*Records that describe figures:*
------------

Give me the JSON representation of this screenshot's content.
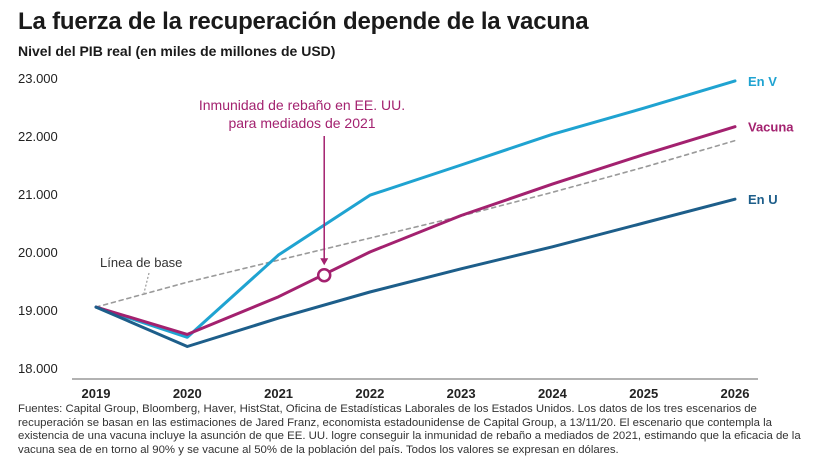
{
  "chart_data": {
    "type": "line",
    "title": "La fuerza de la recuperación depende de la vacuna",
    "subtitle": "Nivel del PIB real (en miles de millones de USD)",
    "x": [
      "2019",
      "2020",
      "2021",
      "2022",
      "2023",
      "2024",
      "2025",
      "2026"
    ],
    "ylim": [
      18000,
      23000
    ],
    "yticks": [
      18000,
      19000,
      20000,
      21000,
      22000,
      23000
    ],
    "ytick_labels": [
      "18.000",
      "19.000",
      "20.000",
      "21.000",
      "22.000",
      "23.000"
    ],
    "grid": false,
    "series": [
      {
        "name": "En V",
        "color": "#1fa3d1",
        "style": "solid",
        "values": [
          19050,
          18530,
          19950,
          20980,
          21500,
          22030,
          22480,
          22950
        ]
      },
      {
        "name": "Vacuna",
        "color": "#a3216f",
        "style": "solid",
        "values": [
          19050,
          18580,
          19230,
          20000,
          20630,
          21170,
          21680,
          22160
        ]
      },
      {
        "name": "En U",
        "color": "#1d5e8a",
        "style": "solid",
        "values": [
          19050,
          18370,
          18860,
          19310,
          19710,
          20090,
          20500,
          20910
        ]
      },
      {
        "name": "Línea de base",
        "color": "#9a9a9a",
        "style": "dashed",
        "values": [
          19050,
          19480,
          19860,
          20240,
          20620,
          21030,
          21460,
          21920
        ]
      }
    ],
    "annotation": {
      "lines": [
        "Inmunidad de rebaño en EE. UU.",
        "para mediados de 2021"
      ],
      "point": {
        "x": 2021.5,
        "y": 19600
      },
      "color": "#a3216f"
    }
  },
  "source_note": "Fuentes: Capital Group, Bloomberg, Haver, HistStat, Oficina de Estadísticas Laborales de los Estados Unidos. Los datos de los tres escenarios de recuperación se basan en las estimaciones de Jared Franz, economista estadounidense de Capital Group, a 13/11/20. El escenario que contempla la existencia de una vacuna incluye la asunción de que EE. UU. logre conseguir la inmunidad de rebaño a mediados de 2021, estimando que la eficacia de la vacuna sea de en torno al 90% y se vacune al 50% de la población del país. Todos los valores se expresan en dólares."
}
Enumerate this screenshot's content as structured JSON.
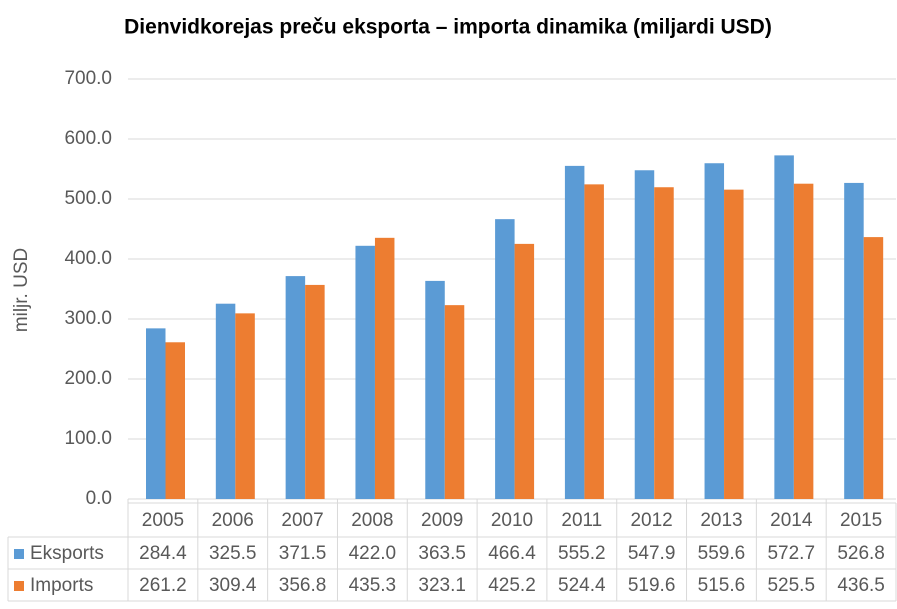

------------

*Exercise description:* Each record above should come back exactly the same, only without its pictures.

*Expected output:*
Give me the JSON representation of this screenshot's content.
{
  "chart_data": {
    "type": "line",
    "title": "La fuerza de la recuperación depende de la vacuna",
    "subtitle": "Nivel del PIB real (en miles de millones de USD)",
    "x": [
      "2019",
      "2020",
      "2021",
      "2022",
      "2023",
      "2024",
      "2025",
      "2026"
    ],
    "ylim": [
      18000,
      23000
    ],
    "yticks": [
      18000,
      19000,
      20000,
      21000,
      22000,
      23000
    ],
    "ytick_labels": [
      "18.000",
      "19.000",
      "20.000",
      "21.000",
      "22.000",
      "23.000"
    ],
    "grid": false,
    "series": [
      {
        "name": "En V",
        "color": "#1fa3d1",
        "style": "solid",
        "values": [
          19050,
          18530,
          19950,
          20980,
          21500,
          22030,
          22480,
          22950
        ]
      },
      {
        "name": "Vacuna",
        "color": "#a3216f",
        "style": "solid",
        "values": [
          19050,
          18580,
          19230,
          20000,
          20630,
          21170,
          21680,
          22160
        ]
      },
      {
        "name": "En U",
        "color": "#1d5e8a",
        "style": "solid",
        "values": [
          19050,
          18370,
          18860,
          19310,
          19710,
          20090,
          20500,
          20910
        ]
      },
      {
        "name": "Línea de base",
        "color": "#9a9a9a",
        "style": "dashed",
        "values": [
          19050,
          19480,
          19860,
          20240,
          20620,
          21030,
          21460,
          21920
        ]
      }
    ],
    "annotation": {
      "lines": [
        "Inmunidad de rebaño en EE. UU.",
        "para mediados de 2021"
      ],
      "point": {
        "x": 2021.5,
        "y": 19600
      },
      "color": "#a3216f"
    }
  },
  "source_note": "Fuentes: Capital Group, Bloomberg, Haver, HistStat, Oficina de Estadísticas Laborales de los Estados Unidos. Los datos de los tres escenarios de recuperación se basan en las estimaciones de Jared Franz, economista estadounidense de Capital Group, a 13/11/20. El escenario que contempla la existencia de una vacuna incluye la asunción de que EE. UU. logre conseguir la inmunidad de rebaño a mediados de 2021, estimando que la eficacia de la vacuna sea de en torno al 90% y se vacune al 50% de la población del país. Todos los valores se expresan en dólares."
}
Enumerate this screenshot's content as structured JSON.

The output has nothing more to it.